◆ **Task prompt**
Please transcribe the listing below in full and word for word, without its pictures.

◆ **Source data**
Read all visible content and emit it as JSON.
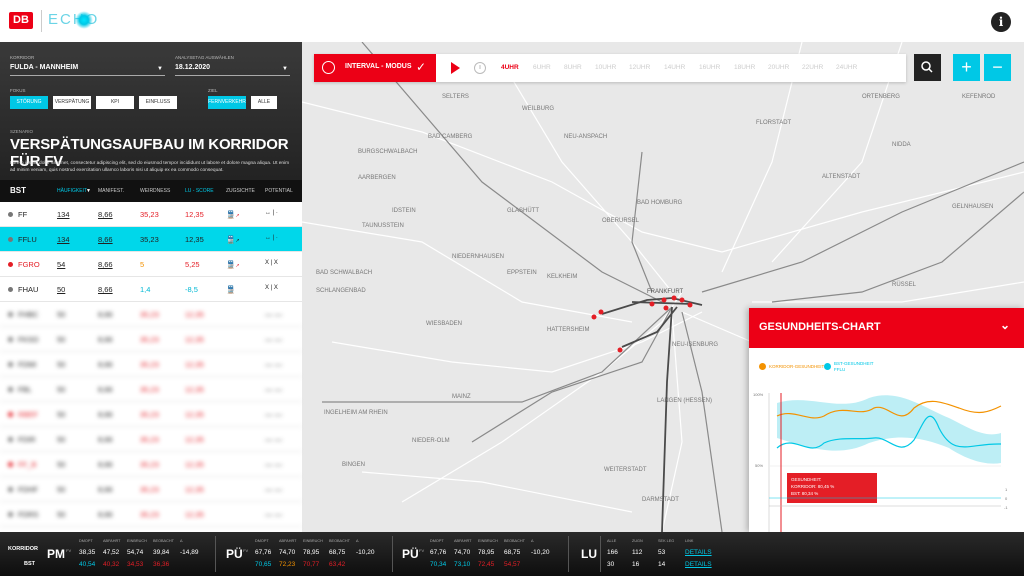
{
  "app": {
    "logo_text": "DB",
    "name": "ECHO",
    "info_icon": "i"
  },
  "filters": {
    "korridor_label": "KORRIDOR",
    "korridor_value": "FULDA - MANNHEIM",
    "date_label": "ANALYSETAG AUSWÄHLEN",
    "date_value": "18.12.2020",
    "fokus_label": "FOKUS",
    "fokus_chips": [
      "STÖRUNG",
      "VERSPÄTUNG",
      "KPI",
      "EINFLUSS"
    ],
    "ziel_label": "ZIEL",
    "ziel_chips": [
      "FERNVERKEHR",
      "ALLE"
    ]
  },
  "scenario": {
    "label": "SZENARIO",
    "title": "VERSPÄTUNGSAUFBAU IM KORRIDOR FÜR FV",
    "description": "Lorem ipsum dolor sit amet, consectetur adipiscing elit, sed do eiusmod tempor incididunt ut labore et dolore magna aliqua. Ut enim ad minim veniam, quis nostrud exercitation ullamco laboris nisi ut aliquip ex ea commodo consequat."
  },
  "table": {
    "headers": [
      "BST",
      "HÄUFIGKEIT",
      "MANIFEST.",
      "WEIRDNESS",
      "LU - SCORE",
      "ZUGSICHTE",
      "POTENTIAL"
    ],
    "rows": [
      {
        "name": "FF",
        "haeufigkeit": "134",
        "manifest": "8,66",
        "weirdness": "35,23",
        "lu": "12,35",
        "potential": "↔ | ·"
      },
      {
        "name": "FFLU",
        "haeufigkeit": "134",
        "manifest": "8,66",
        "weirdness": "35,23",
        "lu": "12,35",
        "potential": "↔ | ·"
      },
      {
        "name": "FGRO",
        "haeufigkeit": "54",
        "manifest": "8,66",
        "weirdness": "5",
        "lu": "5,25",
        "potential": "X | X"
      },
      {
        "name": "FHAU",
        "haeufigkeit": "50",
        "manifest": "8,66",
        "weirdness": "1,4",
        "lu": "-8,5",
        "potential": "X | X"
      },
      {
        "name": "FHBC",
        "haeufigkeit": "50",
        "manifest": "8,66",
        "weirdness": "35,23",
        "lu": "12,35",
        "potential": "— —"
      },
      {
        "name": "FKSO",
        "haeufigkeit": "50",
        "manifest": "8,66",
        "weirdness": "35,23",
        "lu": "12,35",
        "potential": "— —"
      },
      {
        "name": "FDMI",
        "haeufigkeit": "50",
        "manifest": "8,66",
        "weirdness": "35,23",
        "lu": "12,35",
        "potential": "— —"
      },
      {
        "name": "FBL",
        "haeufigkeit": "50",
        "manifest": "8,66",
        "weirdness": "35,23",
        "lu": "12,35",
        "potential": "— —"
      },
      {
        "name": "RBEF",
        "haeufigkeit": "50",
        "manifest": "8,66",
        "weirdness": "35,23",
        "lu": "12,35",
        "potential": "— —"
      },
      {
        "name": "FDIR",
        "haeufigkeit": "50",
        "manifest": "8,66",
        "weirdness": "35,23",
        "lu": "12,35",
        "potential": "— —"
      },
      {
        "name": "FF_B",
        "haeufigkeit": "50",
        "manifest": "8,66",
        "weirdness": "35,23",
        "lu": "12,35",
        "potential": "— —"
      },
      {
        "name": "FDHF",
        "haeufigkeit": "50",
        "manifest": "8,66",
        "weirdness": "35,23",
        "lu": "12,35",
        "potential": "— —"
      },
      {
        "name": "FDRS",
        "haeufigkeit": "50",
        "manifest": "8,66",
        "weirdness": "35,23",
        "lu": "12,35",
        "potential": "— —"
      }
    ]
  },
  "bottom": {
    "row_labels": [
      "KORRIDOR",
      "BST"
    ],
    "groups": [
      {
        "code": "PM",
        "sup": "FV",
        "headers": [
          "DMOPT",
          "ABFAHRT",
          "EINBRUCH",
          "BEOBACHT",
          "Δ"
        ],
        "row1": [
          "38,35",
          "47,52",
          "54,74",
          "39,84",
          "-14,89"
        ],
        "row2": [
          "40,54",
          "40,32",
          "34,53",
          "36,36",
          ""
        ]
      },
      {
        "code": "PÜ",
        "sup": "FV",
        "headers": [
          "DMOPT",
          "ABFAHRT",
          "EINBRUCH",
          "BEOBACHT",
          "Δ"
        ],
        "row1": [
          "67,76",
          "74,70",
          "78,95",
          "68,75",
          "-10,20"
        ],
        "row2": [
          "70,65",
          "72,23",
          "70,77",
          "63,42",
          ""
        ]
      },
      {
        "code": "PÜ",
        "sup": "FV",
        "headers": [
          "DMOPT",
          "ABFAHRT",
          "EINBRUCH",
          "BEOBACHT",
          "Δ"
        ],
        "row1": [
          "67,76",
          "74,70",
          "78,95",
          "68,75",
          "-10,20"
        ],
        "row2": [
          "70,34",
          "73,10",
          "72,45",
          "54,57",
          ""
        ]
      }
    ],
    "lu": {
      "code": "LU",
      "headers": [
        "ALLE",
        "ZUGN",
        "SEK LEG",
        "LINK"
      ],
      "row1": [
        "166",
        "112",
        "53",
        "DETAILS"
      ],
      "row2": [
        "30",
        "16",
        "14",
        "DETAILS"
      ]
    }
  },
  "interval": {
    "mode_label": "INTERVAL - MODUS",
    "hours": [
      "4UHR",
      "6UHR",
      "8UHR",
      "10UHR",
      "12UHR",
      "14UHR",
      "16UHR",
      "18UHR",
      "20UHR",
      "22UHR",
      "24UHR"
    ],
    "active_hour": "4UHR"
  },
  "map": {
    "labels": [
      "SELTERS",
      "WEILBURG",
      "BAD CAMBERG",
      "NEU-ANSPACH",
      "FLORSTADT",
      "BURGSCHWALBACH",
      "AARBERGEN",
      "GLASHÜTT",
      "OBERURSEL",
      "BAD HOMBURG",
      "IDSTEIN",
      "TAUNUSSTEIN",
      "NIEDERNHAUSEN",
      "EPPSTEIN",
      "KELKHEIM",
      "BAD SCHWALBACH",
      "SCHLANGENBAD",
      "WIESBADEN",
      "HATTERSHEIM",
      "NEU-ISENBURG",
      "MAINZ",
      "INGELHEIM AM RHEIN",
      "BINGEN",
      "NIEDER-OLM",
      "DARMSTADT",
      "WEITERSTADT",
      "LANGEN (HESSEN)",
      "FRANKFURT",
      "ORTENBERG",
      "KEFENROD",
      "GELNHAUSEN",
      "RÜSSEL",
      "NIDDA",
      "ALTENSTADT"
    ]
  },
  "health": {
    "title": "GESUNDHEITS-CHART",
    "legend": [
      "KORRIDOR-GESUNDHEIT",
      "BST-GESUNDHEIT FFLU"
    ],
    "y_labels": [
      "100%",
      "50%",
      "0%"
    ],
    "x_labels": [
      "4Uhr",
      "6Uhr",
      "8Uhr",
      "10Uhr",
      "12Uhr",
      "14Uhr",
      "16Uhr",
      "18Uhr",
      "20Uhr",
      "22Uhr",
      "24Uhr"
    ],
    "tooltip": [
      "GESUNDHEIT:",
      "KORRIDOR: 80,45 %",
      "BST: 80,34 %"
    ],
    "colors": {
      "korridor": "#f39200",
      "bst": "#00c8e6"
    },
    "right_ticks": [
      "1",
      "0",
      "-1"
    ]
  }
}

◆ **Correct answer**
Read all visible content and emit it as JSON.
{
  "app": {
    "logo_text": "DB",
    "name": "ECHO",
    "info_icon": "i"
  },
  "filters": {
    "korridor_label": "KORRIDOR",
    "korridor_value": "FULDA - MANNHEIM",
    "date_label": "ANALYSETAG AUSWÄHLEN",
    "date_value": "18.12.2020",
    "fokus_label": "FOKUS",
    "fokus_chips": [
      "STÖRUNG",
      "VERSPÄTUNG",
      "KPI",
      "EINFLUSS"
    ],
    "ziel_label": "ZIEL",
    "ziel_chips": [
      "FERNVERKEHR",
      "ALLE"
    ]
  },
  "scenario": {
    "label": "SZENARIO",
    "title": "VERSPÄTUNGSAUFBAU IM KORRIDOR FÜR FV",
    "description": "Lorem ipsum dolor sit amet, consectetur adipiscing elit, sed do eiusmod tempor incididunt ut labore et dolore magna aliqua. Ut enim ad minim veniam, quis nostrud exercitation ullamco laboris nisi ut aliquip ex ea commodo consequat."
  },
  "table": {
    "headers": [
      "BST",
      "HÄUFIGKEIT",
      "MANIFEST.",
      "WEIRDNESS",
      "LU - SCORE",
      "ZUGSICHTE",
      "POTENTIAL"
    ],
    "rows": [
      {
        "name": "FF",
        "haeufigkeit": "134",
        "manifest": "8,66",
        "weirdness": "35,23",
        "lu": "12,35",
        "potential": "↔ | ·"
      },
      {
        "name": "FFLU",
        "haeufigkeit": "134",
        "manifest": "8,66",
        "weirdness": "35,23",
        "lu": "12,35",
        "potential": "↔ | ·"
      },
      {
        "name": "FGRO",
        "haeufigkeit": "54",
        "manifest": "8,66",
        "weirdness": "5",
        "lu": "5,25",
        "potential": "X | X"
      },
      {
        "name": "FHAU",
        "haeufigkeit": "50",
        "manifest": "8,66",
        "weirdness": "1,4",
        "lu": "-8,5",
        "potential": "X | X"
      },
      {
        "name": "FHBC",
        "haeufigkeit": "50",
        "manifest": "8,66",
        "weirdness": "35,23",
        "lu": "12,35",
        "potential": "— —"
      },
      {
        "name": "FKSO",
        "haeufigkeit": "50",
        "manifest": "8,66",
        "weirdness": "35,23",
        "lu": "12,35",
        "potential": "— —"
      },
      {
        "name": "FDMI",
        "haeufigkeit": "50",
        "manifest": "8,66",
        "weirdness": "35,23",
        "lu": "12,35",
        "potential": "— —"
      },
      {
        "name": "FBL",
        "haeufigkeit": "50",
        "manifest": "8,66",
        "weirdness": "35,23",
        "lu": "12,35",
        "potential": "— —"
      },
      {
        "name": "RBEF",
        "haeufigkeit": "50",
        "manifest": "8,66",
        "weirdness": "35,23",
        "lu": "12,35",
        "potential": "— —"
      },
      {
        "name": "FDIR",
        "haeufigkeit": "50",
        "manifest": "8,66",
        "weirdness": "35,23",
        "lu": "12,35",
        "potential": "— —"
      },
      {
        "name": "FF_B",
        "haeufigkeit": "50",
        "manifest": "8,66",
        "weirdness": "35,23",
        "lu": "12,35",
        "potential": "— —"
      },
      {
        "name": "FDHF",
        "haeufigkeit": "50",
        "manifest": "8,66",
        "weirdness": "35,23",
        "lu": "12,35",
        "potential": "— —"
      },
      {
        "name": "FDRS",
        "haeufigkeit": "50",
        "manifest": "8,66",
        "weirdness": "35,23",
        "lu": "12,35",
        "potential": "— —"
      }
    ]
  },
  "bottom": {
    "row_labels": [
      "KORRIDOR",
      "BST"
    ],
    "groups": [
      {
        "code": "PM",
        "sup": "FV",
        "headers": [
          "DMOPT",
          "ABFAHRT",
          "EINBRUCH",
          "BEOBACHT",
          "Δ"
        ],
        "row1": [
          "38,35",
          "47,52",
          "54,74",
          "39,84",
          "-14,89"
        ],
        "row2": [
          "40,54",
          "40,32",
          "34,53",
          "36,36",
          ""
        ]
      },
      {
        "code": "PÜ",
        "sup": "FV",
        "headers": [
          "DMOPT",
          "ABFAHRT",
          "EINBRUCH",
          "BEOBACHT",
          "Δ"
        ],
        "row1": [
          "67,76",
          "74,70",
          "78,95",
          "68,75",
          "-10,20"
        ],
        "row2": [
          "70,65",
          "72,23",
          "70,77",
          "63,42",
          ""
        ]
      },
      {
        "code": "PÜ",
        "sup": "FV",
        "headers": [
          "DMOPT",
          "ABFAHRT",
          "EINBRUCH",
          "BEOBACHT",
          "Δ"
        ],
        "row1": [
          "67,76",
          "74,70",
          "78,95",
          "68,75",
          "-10,20"
        ],
        "row2": [
          "70,34",
          "73,10",
          "72,45",
          "54,57",
          ""
        ]
      }
    ],
    "lu": {
      "code": "LU",
      "headers": [
        "ALLE",
        "ZUGN",
        "SEK LEG",
        "LINK"
      ],
      "row1": [
        "166",
        "112",
        "53",
        "DETAILS"
      ],
      "row2": [
        "30",
        "16",
        "14",
        "DETAILS"
      ]
    }
  },
  "interval": {
    "mode_label": "INTERVAL - MODUS",
    "hours": [
      "4UHR",
      "6UHR",
      "8UHR",
      "10UHR",
      "12UHR",
      "14UHR",
      "16UHR",
      "18UHR",
      "20UHR",
      "22UHR",
      "24UHR"
    ],
    "active_hour": "4UHR"
  },
  "map": {
    "labels": [
      "SELTERS",
      "WEILBURG",
      "BAD CAMBERG",
      "NEU-ANSPACH",
      "FLORSTADT",
      "BURGSCHWALBACH",
      "AARBERGEN",
      "GLASHÜTT",
      "OBERURSEL",
      "BAD HOMBURG",
      "IDSTEIN",
      "TAUNUSSTEIN",
      "NIEDERNHAUSEN",
      "EPPSTEIN",
      "KELKHEIM",
      "BAD SCHWALBACH",
      "SCHLANGENBAD",
      "WIESBADEN",
      "HATTERSHEIM",
      "NEU-ISENBURG",
      "MAINZ",
      "INGELHEIM AM RHEIN",
      "BINGEN",
      "NIEDER-OLM",
      "DARMSTADT",
      "WEITERSTADT",
      "LANGEN (HESSEN)",
      "FRANKFURT",
      "ORTENBERG",
      "KEFENROD",
      "GELNHAUSEN",
      "RÜSSEL",
      "NIDDA",
      "ALTENSTADT"
    ]
  },
  "health": {
    "title": "GESUNDHEITS-CHART",
    "legend": [
      "KORRIDOR-GESUNDHEIT",
      "BST-GESUNDHEIT FFLU"
    ],
    "y_labels": [
      "100%",
      "50%",
      "0%"
    ],
    "x_labels": [
      "4Uhr",
      "6Uhr",
      "8Uhr",
      "10Uhr",
      "12Uhr",
      "14Uhr",
      "16Uhr",
      "18Uhr",
      "20Uhr",
      "22Uhr",
      "24Uhr"
    ],
    "tooltip": [
      "GESUNDHEIT:",
      "KORRIDOR: 80,45 %",
      "BST: 80,34 %"
    ],
    "colors": {
      "korridor": "#f39200",
      "bst": "#00c8e6"
    },
    "right_ticks": [
      "1",
      "0",
      "-1"
    ]
  }
}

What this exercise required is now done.